* **Aim of the exercise**: The entire listing is to be repeated verbatim.

_ _ _ _

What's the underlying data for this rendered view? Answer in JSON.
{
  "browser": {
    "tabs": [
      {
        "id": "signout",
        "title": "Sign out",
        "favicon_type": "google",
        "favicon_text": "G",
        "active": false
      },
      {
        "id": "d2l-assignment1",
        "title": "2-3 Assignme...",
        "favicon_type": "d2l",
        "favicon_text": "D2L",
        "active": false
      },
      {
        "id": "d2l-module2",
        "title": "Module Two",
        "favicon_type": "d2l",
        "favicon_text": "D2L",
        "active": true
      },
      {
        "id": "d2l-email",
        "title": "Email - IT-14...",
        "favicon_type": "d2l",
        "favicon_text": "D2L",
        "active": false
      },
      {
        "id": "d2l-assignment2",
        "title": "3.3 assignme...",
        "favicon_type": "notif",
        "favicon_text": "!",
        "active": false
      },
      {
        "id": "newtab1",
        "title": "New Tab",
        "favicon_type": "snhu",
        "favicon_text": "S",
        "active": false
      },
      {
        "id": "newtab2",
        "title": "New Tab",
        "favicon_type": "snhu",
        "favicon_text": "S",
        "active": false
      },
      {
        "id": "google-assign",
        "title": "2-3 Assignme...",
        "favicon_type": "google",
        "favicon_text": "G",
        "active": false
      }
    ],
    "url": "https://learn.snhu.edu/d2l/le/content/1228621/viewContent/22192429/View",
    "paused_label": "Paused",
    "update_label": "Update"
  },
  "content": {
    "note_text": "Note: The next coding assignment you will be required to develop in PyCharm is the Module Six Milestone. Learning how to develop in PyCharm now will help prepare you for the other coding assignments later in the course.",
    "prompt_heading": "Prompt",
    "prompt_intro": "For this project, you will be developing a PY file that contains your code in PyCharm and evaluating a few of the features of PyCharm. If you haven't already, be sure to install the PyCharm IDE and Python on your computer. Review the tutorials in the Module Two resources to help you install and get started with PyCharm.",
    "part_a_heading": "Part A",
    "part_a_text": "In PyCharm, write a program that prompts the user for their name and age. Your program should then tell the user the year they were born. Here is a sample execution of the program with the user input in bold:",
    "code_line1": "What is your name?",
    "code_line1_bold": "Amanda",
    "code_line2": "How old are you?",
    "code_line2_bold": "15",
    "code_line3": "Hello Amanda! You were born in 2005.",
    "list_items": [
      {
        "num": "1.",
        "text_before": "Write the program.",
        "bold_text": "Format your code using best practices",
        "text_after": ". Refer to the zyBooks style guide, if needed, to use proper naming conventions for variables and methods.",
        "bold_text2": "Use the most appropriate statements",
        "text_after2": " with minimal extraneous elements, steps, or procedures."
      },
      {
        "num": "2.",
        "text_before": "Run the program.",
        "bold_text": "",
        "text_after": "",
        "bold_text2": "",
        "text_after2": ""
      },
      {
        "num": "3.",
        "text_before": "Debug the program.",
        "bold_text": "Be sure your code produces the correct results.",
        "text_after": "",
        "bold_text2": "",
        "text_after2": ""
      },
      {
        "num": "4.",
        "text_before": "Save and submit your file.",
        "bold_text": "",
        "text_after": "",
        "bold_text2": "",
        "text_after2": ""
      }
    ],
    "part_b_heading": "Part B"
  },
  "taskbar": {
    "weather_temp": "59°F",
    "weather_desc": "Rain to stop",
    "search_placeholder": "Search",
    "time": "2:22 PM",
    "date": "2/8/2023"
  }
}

_ _ _ _

* **Solution to the problem**:
What's the underlying data for this rendered view? Answer in JSON.
{
  "browser": {
    "tabs": [
      {
        "id": "signout",
        "title": "Sign out",
        "favicon_type": "google",
        "favicon_text": "G",
        "active": false
      },
      {
        "id": "d2l-assignment1",
        "title": "2-3 Assignme...",
        "favicon_type": "d2l",
        "favicon_text": "D2L",
        "active": false
      },
      {
        "id": "d2l-module2",
        "title": "Module Two",
        "favicon_type": "d2l",
        "favicon_text": "D2L",
        "active": true
      },
      {
        "id": "d2l-email",
        "title": "Email - IT-14...",
        "favicon_type": "d2l",
        "favicon_text": "D2L",
        "active": false
      },
      {
        "id": "d2l-assignment2",
        "title": "3.3 assignme...",
        "favicon_type": "notif",
        "favicon_text": "!",
        "active": false
      },
      {
        "id": "newtab1",
        "title": "New Tab",
        "favicon_type": "snhu",
        "favicon_text": "S",
        "active": false
      },
      {
        "id": "newtab2",
        "title": "New Tab",
        "favicon_type": "snhu",
        "favicon_text": "S",
        "active": false
      },
      {
        "id": "google-assign",
        "title": "2-3 Assignme...",
        "favicon_type": "google",
        "favicon_text": "G",
        "active": false
      }
    ],
    "url": "https://learn.snhu.edu/d2l/le/content/1228621/viewContent/22192429/View",
    "paused_label": "Paused",
    "update_label": "Update"
  },
  "content": {
    "note_text": "Note: The next coding assignment you will be required to develop in PyCharm is the Module Six Milestone. Learning how to develop in PyCharm now will help prepare you for the other coding assignments later in the course.",
    "prompt_heading": "Prompt",
    "prompt_intro": "For this project, you will be developing a PY file that contains your code in PyCharm and evaluating a few of the features of PyCharm. If you haven't already, be sure to install the PyCharm IDE and Python on your computer. Review the tutorials in the Module Two resources to help you install and get started with PyCharm.",
    "part_a_heading": "Part A",
    "part_a_text": "In PyCharm, write a program that prompts the user for their name and age. Your program should then tell the user the year they were born. Here is a sample execution of the program with the user input in bold:",
    "code_line1": "What is your name?",
    "code_line1_bold": "Amanda",
    "code_line2": "How old are you?",
    "code_line2_bold": "15",
    "code_line3": "Hello Amanda! You were born in 2005.",
    "list_items": [
      {
        "num": "1.",
        "text_before": "Write the program.",
        "bold_text": "Format your code using best practices",
        "text_after": ". Refer to the zyBooks style guide, if needed, to use proper naming conventions for variables and methods.",
        "bold_text2": "Use the most appropriate statements",
        "text_after2": " with minimal extraneous elements, steps, or procedures."
      },
      {
        "num": "2.",
        "text_before": "Run the program.",
        "bold_text": "",
        "text_after": "",
        "bold_text2": "",
        "text_after2": ""
      },
      {
        "num": "3.",
        "text_before": "Debug the program.",
        "bold_text": "Be sure your code produces the correct results.",
        "text_after": "",
        "bold_text2": "",
        "text_after2": ""
      },
      {
        "num": "4.",
        "text_before": "Save and submit your file.",
        "bold_text": "",
        "text_after": "",
        "bold_text2": "",
        "text_after2": ""
      }
    ],
    "part_b_heading": "Part B"
  },
  "taskbar": {
    "weather_temp": "59°F",
    "weather_desc": "Rain to stop",
    "search_placeholder": "Search",
    "time": "2:22 PM",
    "date": "2/8/2023"
  }
}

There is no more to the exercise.